+++ Source records +++

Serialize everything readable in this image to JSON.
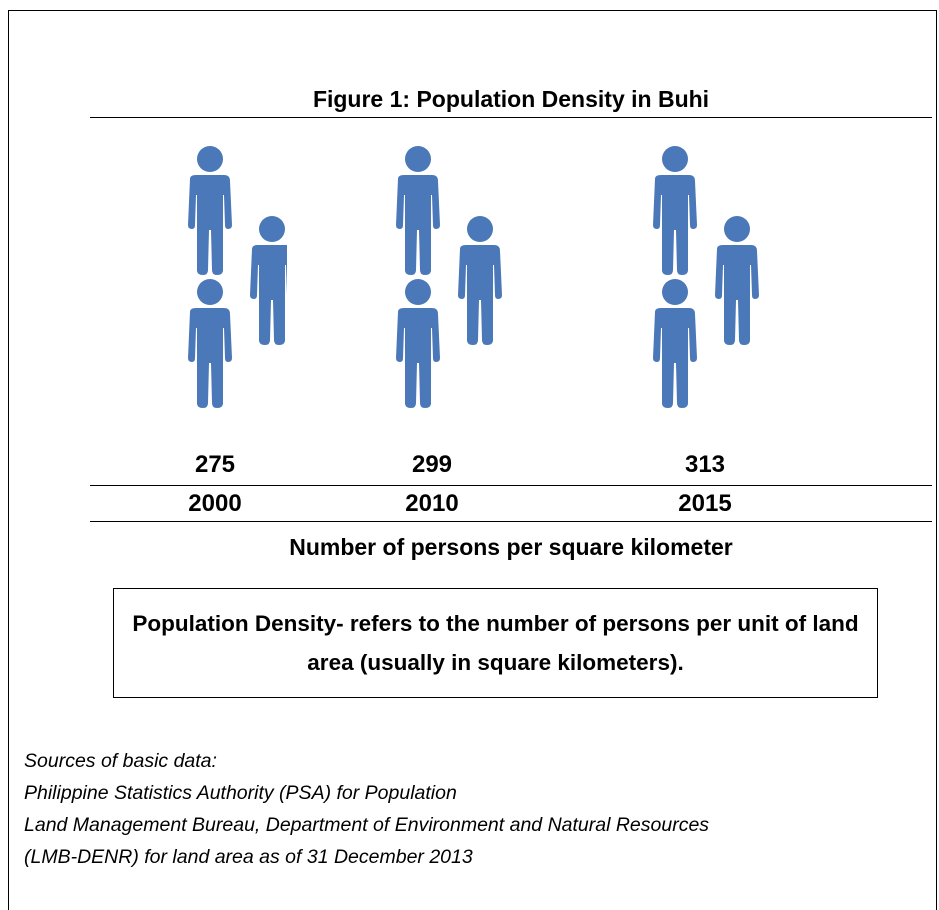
{
  "chart_data": {
    "type": "pictograph",
    "title": "Figure 1: Population Density in Buhi",
    "categories": [
      "2000",
      "2010",
      "2015"
    ],
    "values": [
      275,
      299,
      313
    ],
    "color": "#4a78b8",
    "x_label": "Number of persons per square kilometer"
  },
  "definition": "Population Density- refers to the number of persons per unit of land area (usually in square kilometers).",
  "sources": {
    "heading": "Sources of basic data:",
    "lines": [
      "Philippine Statistics Authority (PSA) for Population",
      "Land Management Bureau, Department of Environment and Natural Resources",
      "(LMB-DENR) for land area as of 31 December 2013"
    ]
  }
}
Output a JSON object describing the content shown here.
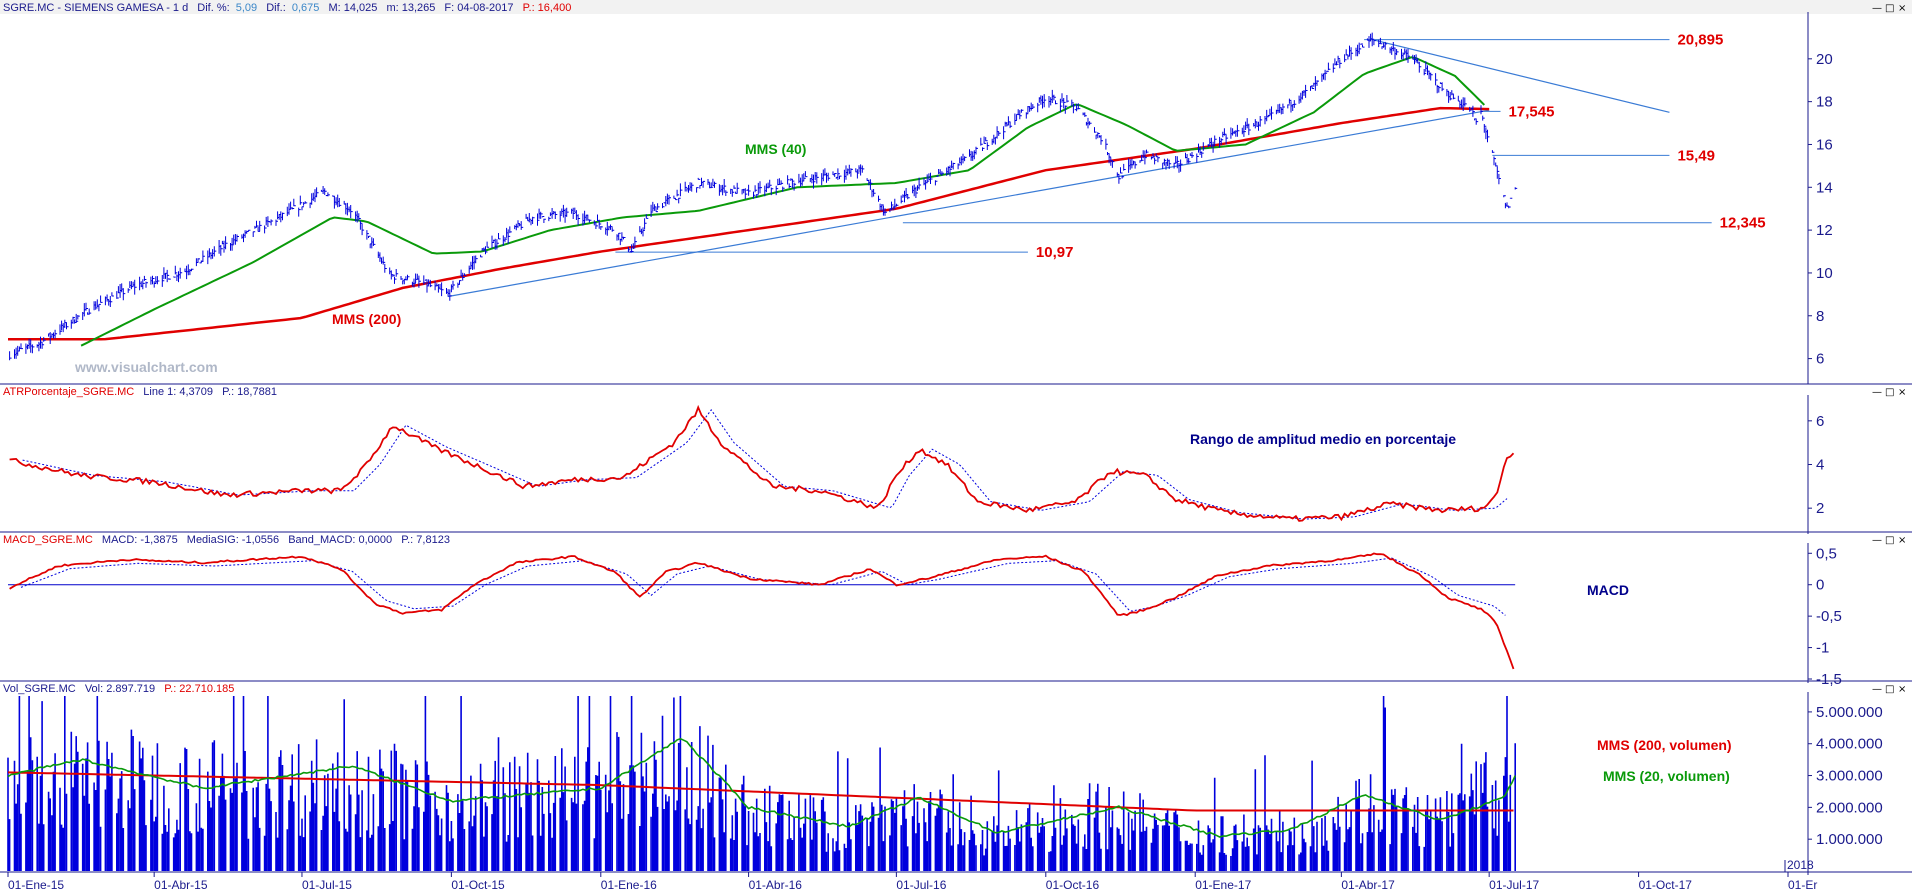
{
  "colors": {
    "price": "#0000dd",
    "mms40": "#0a9a0a",
    "mms200": "#e00000",
    "trend": "#3a7bd5",
    "header_text": "#1a1a8c",
    "header_value": "#3a87c8",
    "header_accent": "#e00000",
    "axis_text": "#1a1a8c",
    "volume_bar": "#0000dd",
    "annotation_blue": "#00008b",
    "watermark": "#b0b8c8"
  },
  "panels": {
    "price": {
      "header": {
        "title": "SGRE.MC - SIEMENS GAMESA - 1 d",
        "dif_pct_label": "Dif. %:",
        "dif_pct_value": "5,09",
        "dif_label": "Dif.:",
        "dif_value": "0,675",
        "max": "M: 14,025",
        "min": "m: 13,265",
        "date": "F: 04-08-2017",
        "price": "P.: 16,400"
      },
      "y_ticks": [
        "6",
        "8",
        "10",
        "12",
        "14",
        "16",
        "18",
        "20"
      ],
      "labels": {
        "mms40": "MMS (40)",
        "mms200": "MMS (200)",
        "watermark": "www.visualchart.com"
      },
      "levels": [
        "20,895",
        "17,545",
        "15,49",
        "12,345",
        "10,97"
      ]
    },
    "atr": {
      "header": {
        "name": "ATRPorcentaje_SGRE.MC",
        "line": "Line 1: 4,3709",
        "price": "P.: 18,7881"
      },
      "y_ticks": [
        "2",
        "4",
        "6"
      ],
      "annotation": "Rango de amplitud medio en porcentaje"
    },
    "macd": {
      "header": {
        "name": "MACD_SGRE.MC",
        "macd": "MACD: -1,3875",
        "signal": "MediaSIG: -1,0556",
        "band": "Band_MACD: 0,0000",
        "price": "P.: 7,8123"
      },
      "y_ticks": [
        "0,5",
        "0",
        "-0,5",
        "-1",
        "-1,5"
      ],
      "annotation": "MACD"
    },
    "volume": {
      "header": {
        "name": "Vol_SGRE.MC",
        "vol": "Vol: 2.897.719",
        "price": "P.: 22.710.185"
      },
      "y_ticks": [
        "1.000.000",
        "2.000.000",
        "3.000.000",
        "4.000.000",
        "5.000.000"
      ],
      "labels": {
        "mms200": "MMS (200, volumen)",
        "mms20": "MMS (20, volumen)"
      }
    }
  },
  "x_axis": {
    "ticks": [
      "01-Ene-15",
      "01-Abr-15",
      "01-Jul-15",
      "01-Oct-15",
      "01-Ene-16",
      "01-Abr-16",
      "01-Jul-16",
      "01-Oct-16",
      "01-Ene-17",
      "01-Abr-17",
      "01-Jul-17",
      "01-Oct-17",
      "01-Er"
    ],
    "year_marker": "2018"
  },
  "window_controls": {
    "minimize": "—",
    "maximize": "□",
    "close": "×"
  },
  "chart_data": {
    "type": "line",
    "title": "SGRE.MC - SIEMENS GAMESA - 1 d",
    "x_range": [
      "2015-01-01",
      "2018-01-01"
    ],
    "price_anchors": [
      [
        "2015-01-02",
        6.2
      ],
      [
        "2015-01-20",
        6.7
      ],
      [
        "2015-02-20",
        8.3
      ],
      [
        "2015-03-20",
        9.4
      ],
      [
        "2015-04-20",
        10.1
      ],
      [
        "2015-05-15",
        11.3
      ],
      [
        "2015-06-15",
        12.5
      ],
      [
        "2015-07-15",
        13.8
      ],
      [
        "2015-08-01",
        12.9
      ],
      [
        "2015-08-24",
        9.9
      ],
      [
        "2015-09-15",
        9.5
      ],
      [
        "2015-09-29",
        9.0
      ],
      [
        "2015-10-20",
        11.0
      ],
      [
        "2015-11-20",
        12.6
      ],
      [
        "2015-12-15",
        12.8
      ],
      [
        "2016-01-10",
        12.0
      ],
      [
        "2016-01-20",
        11.0
      ],
      [
        "2016-02-01",
        12.9
      ],
      [
        "2016-03-01",
        14.2
      ],
      [
        "2016-04-01",
        13.7
      ],
      [
        "2016-05-01",
        14.3
      ],
      [
        "2016-06-10",
        14.8
      ],
      [
        "2016-06-24",
        12.8
      ],
      [
        "2016-07-15",
        14.0
      ],
      [
        "2016-08-15",
        15.4
      ],
      [
        "2016-09-15",
        17.4
      ],
      [
        "2016-10-01",
        18.2
      ],
      [
        "2016-10-20",
        17.7
      ],
      [
        "2016-11-05",
        16.2
      ],
      [
        "2016-11-15",
        14.5
      ],
      [
        "2016-12-01",
        15.5
      ],
      [
        "2016-12-20",
        15.0
      ],
      [
        "2017-01-15",
        16.2
      ],
      [
        "2017-02-15",
        17.2
      ],
      [
        "2017-03-15",
        18.7
      ],
      [
        "2017-04-01",
        20.0
      ],
      [
        "2017-04-20",
        20.895
      ],
      [
        "2017-05-15",
        20.0
      ],
      [
        "2017-06-05",
        18.4
      ],
      [
        "2017-06-20",
        17.6
      ],
      [
        "2017-06-23",
        17.0
      ],
      [
        "2017-06-26",
        17.5
      ],
      [
        "2017-07-03",
        15.49
      ],
      [
        "2017-07-10",
        13.5
      ],
      [
        "2017-07-12",
        13.0
      ],
      [
        "2017-07-17",
        14.0
      ]
    ],
    "mms40_anchors": [
      [
        "2015-02-15",
        6.6
      ],
      [
        "2015-04-01",
        8.3
      ],
      [
        "2015-06-01",
        10.5
      ],
      [
        "2015-07-20",
        12.6
      ],
      [
        "2015-08-10",
        12.4
      ],
      [
        "2015-09-20",
        10.9
      ],
      [
        "2015-10-20",
        11.0
      ],
      [
        "2015-12-01",
        12.0
      ],
      [
        "2016-01-15",
        12.6
      ],
      [
        "2016-03-01",
        12.9
      ],
      [
        "2016-05-01",
        14.0
      ],
      [
        "2016-07-01",
        14.2
      ],
      [
        "2016-08-15",
        14.8
      ],
      [
        "2016-09-20",
        16.8
      ],
      [
        "2016-10-20",
        17.9
      ],
      [
        "2016-11-20",
        16.9
      ],
      [
        "2016-12-20",
        15.7
      ],
      [
        "2017-02-01",
        16.0
      ],
      [
        "2017-03-15",
        17.5
      ],
      [
        "2017-04-15",
        19.3
      ],
      [
        "2017-05-15",
        20.1
      ],
      [
        "2017-06-10",
        19.2
      ],
      [
        "2017-06-30",
        17.7
      ]
    ],
    "mms200_anchors": [
      [
        "2015-01-01",
        6.9
      ],
      [
        "2015-03-01",
        6.9
      ],
      [
        "2015-07-01",
        7.9
      ],
      [
        "2015-09-01",
        9.3
      ],
      [
        "2015-11-01",
        10.2
      ],
      [
        "2016-01-01",
        11.0
      ],
      [
        "2016-04-01",
        12.0
      ],
      [
        "2016-07-01",
        13.0
      ],
      [
        "2016-10-01",
        14.8
      ],
      [
        "2017-01-01",
        15.8
      ],
      [
        "2017-04-01",
        17.0
      ],
      [
        "2017-06-01",
        17.7
      ],
      [
        "2017-07-01",
        17.65
      ]
    ],
    "price_ylim": [
      5,
      22
    ],
    "levels": [
      {
        "label": "20,895",
        "value": 20.895,
        "from": "2017-04-15",
        "to": "2017-10-20"
      },
      {
        "label": "17,545",
        "value": 17.545,
        "from": "2017-06-27",
        "to": "2017-07-08"
      },
      {
        "label": "15,49",
        "value": 15.49,
        "from": "2017-07-03",
        "to": "2017-10-20"
      },
      {
        "label": "12,345",
        "value": 12.345,
        "from": "2016-07-05",
        "to": "2017-11-15"
      },
      {
        "label": "10,97",
        "value": 10.97,
        "from": "2016-01-10",
        "to": "2016-09-20"
      }
    ],
    "trend_lines": [
      [
        [
          "2015-09-29",
          8.9
        ],
        [
          "2017-07-01",
          17.6
        ]
      ],
      [
        [
          "2017-04-20",
          20.9
        ],
        [
          "2017-10-20",
          17.5
        ]
      ]
    ],
    "atr_anchors": [
      [
        "2015-01-02",
        4.2
      ],
      [
        "2015-02-15",
        3.5
      ],
      [
        "2015-04-01",
        3.2
      ],
      [
        "2015-05-15",
        2.6
      ],
      [
        "2015-07-01",
        2.8
      ],
      [
        "2015-07-25",
        2.8
      ],
      [
        "2015-08-10",
        4.0
      ],
      [
        "2015-08-26",
        5.8
      ],
      [
        "2015-09-20",
        4.8
      ],
      [
        "2015-10-15",
        4.0
      ],
      [
        "2015-11-15",
        3.0
      ],
      [
        "2015-12-15",
        3.3
      ],
      [
        "2016-01-15",
        3.4
      ],
      [
        "2016-02-15",
        5.0
      ],
      [
        "2016-03-01",
        6.5
      ],
      [
        "2016-03-15",
        5.0
      ],
      [
        "2016-04-15",
        3.0
      ],
      [
        "2016-05-15",
        2.8
      ],
      [
        "2016-06-20",
        2.0
      ],
      [
        "2016-07-01",
        3.5
      ],
      [
        "2016-07-15",
        4.7
      ],
      [
        "2016-08-01",
        4.0
      ],
      [
        "2016-08-20",
        2.3
      ],
      [
        "2016-09-20",
        1.9
      ],
      [
        "2016-10-20",
        2.3
      ],
      [
        "2016-11-10",
        3.7
      ],
      [
        "2016-12-01",
        3.5
      ],
      [
        "2016-12-20",
        2.4
      ],
      [
        "2017-01-20",
        1.8
      ],
      [
        "2017-03-01",
        1.5
      ],
      [
        "2017-04-01",
        1.6
      ],
      [
        "2017-05-01",
        2.2
      ],
      [
        "2017-06-01",
        1.9
      ],
      [
        "2017-06-27",
        2.0
      ],
      [
        "2017-07-05",
        2.5
      ],
      [
        "2017-07-12",
        4.4
      ],
      [
        "2017-07-17",
        4.5
      ]
    ],
    "atr_ylim": [
      1,
      7
    ],
    "macd_anchors": [
      [
        "2015-01-02",
        -0.05
      ],
      [
        "2015-02-01",
        0.3
      ],
      [
        "2015-03-15",
        0.4
      ],
      [
        "2015-05-01",
        0.35
      ],
      [
        "2015-07-01",
        0.45
      ],
      [
        "2015-07-25",
        0.25
      ],
      [
        "2015-08-15",
        -0.3
      ],
      [
        "2015-09-01",
        -0.45
      ],
      [
        "2015-09-25",
        -0.4
      ],
      [
        "2015-10-15",
        0.0
      ],
      [
        "2015-11-10",
        0.35
      ],
      [
        "2015-12-15",
        0.45
      ],
      [
        "2016-01-10",
        0.2
      ],
      [
        "2016-01-25",
        -0.2
      ],
      [
        "2016-02-10",
        0.2
      ],
      [
        "2016-03-01",
        0.35
      ],
      [
        "2016-04-01",
        0.1
      ],
      [
        "2016-05-15",
        0.0
      ],
      [
        "2016-06-15",
        0.25
      ],
      [
        "2016-07-01",
        0.0
      ],
      [
        "2016-07-20",
        0.1
      ],
      [
        "2016-09-01",
        0.4
      ],
      [
        "2016-10-01",
        0.45
      ],
      [
        "2016-10-25",
        0.2
      ],
      [
        "2016-11-15",
        -0.5
      ],
      [
        "2016-12-01",
        -0.4
      ],
      [
        "2016-12-20",
        -0.2
      ],
      [
        "2017-01-15",
        0.15
      ],
      [
        "2017-02-15",
        0.3
      ],
      [
        "2017-04-01",
        0.4
      ],
      [
        "2017-04-25",
        0.5
      ],
      [
        "2017-05-20",
        0.15
      ],
      [
        "2017-06-05",
        -0.2
      ],
      [
        "2017-06-27",
        -0.4
      ],
      [
        "2017-07-05",
        -0.6
      ],
      [
        "2017-07-17",
        -1.39
      ]
    ],
    "macd_ylim": [
      -1.5,
      0.6
    ],
    "volume_profile": [
      [
        "2015-01-01",
        3000000
      ],
      [
        "2015-03-01",
        3200000
      ],
      [
        "2015-06-01",
        2800000
      ],
      [
        "2015-08-01",
        3100000
      ],
      [
        "2015-10-01",
        2400000
      ],
      [
        "2016-01-01",
        2800000
      ],
      [
        "2016-02-15",
        3800000
      ],
      [
        "2016-04-01",
        2000000
      ],
      [
        "2016-06-01",
        1500000
      ],
      [
        "2016-07-01",
        2200000
      ],
      [
        "2016-09-01",
        1200000
      ],
      [
        "2016-11-01",
        2000000
      ],
      [
        "2017-01-01",
        1300000
      ],
      [
        "2017-03-01",
        1300000
      ],
      [
        "2017-04-15",
        2300000
      ],
      [
        "2017-06-01",
        1700000
      ],
      [
        "2017-07-01",
        2700000
      ],
      [
        "2017-07-17",
        3000000
      ]
    ],
    "vol_mms200": [
      [
        "2015-01-01",
        3100000
      ],
      [
        "2016-01-01",
        2700000
      ],
      [
        "2017-01-01",
        1900000
      ],
      [
        "2017-07-17",
        1900000
      ]
    ],
    "vol_mms20": [
      [
        "2015-01-01",
        3000000
      ],
      [
        "2015-02-15",
        3500000
      ],
      [
        "2015-05-01",
        2600000
      ],
      [
        "2015-08-01",
        3300000
      ],
      [
        "2015-10-01",
        2200000
      ],
      [
        "2016-01-01",
        2600000
      ],
      [
        "2016-02-20",
        4200000
      ],
      [
        "2016-04-01",
        2000000
      ],
      [
        "2016-06-01",
        1400000
      ],
      [
        "2016-07-15",
        2300000
      ],
      [
        "2016-09-01",
        1200000
      ],
      [
        "2016-11-15",
        2000000
      ],
      [
        "2017-01-15",
        1100000
      ],
      [
        "2017-03-01",
        1300000
      ],
      [
        "2017-04-15",
        2400000
      ],
      [
        "2017-06-01",
        1600000
      ],
      [
        "2017-07-10",
        2300000
      ],
      [
        "2017-07-17",
        3000000
      ]
    ],
    "volume_ylim": [
      0,
      5500000
    ]
  }
}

+++

What the task asks – Show every line from the listing above in which the string "GAMESA" appears.

Solution for this exercise –
        "title": "SGRE.MC - SIEMENS GAMESA - 1 d",
    "title": "SGRE.MC - SIEMENS GAMESA - 1 d",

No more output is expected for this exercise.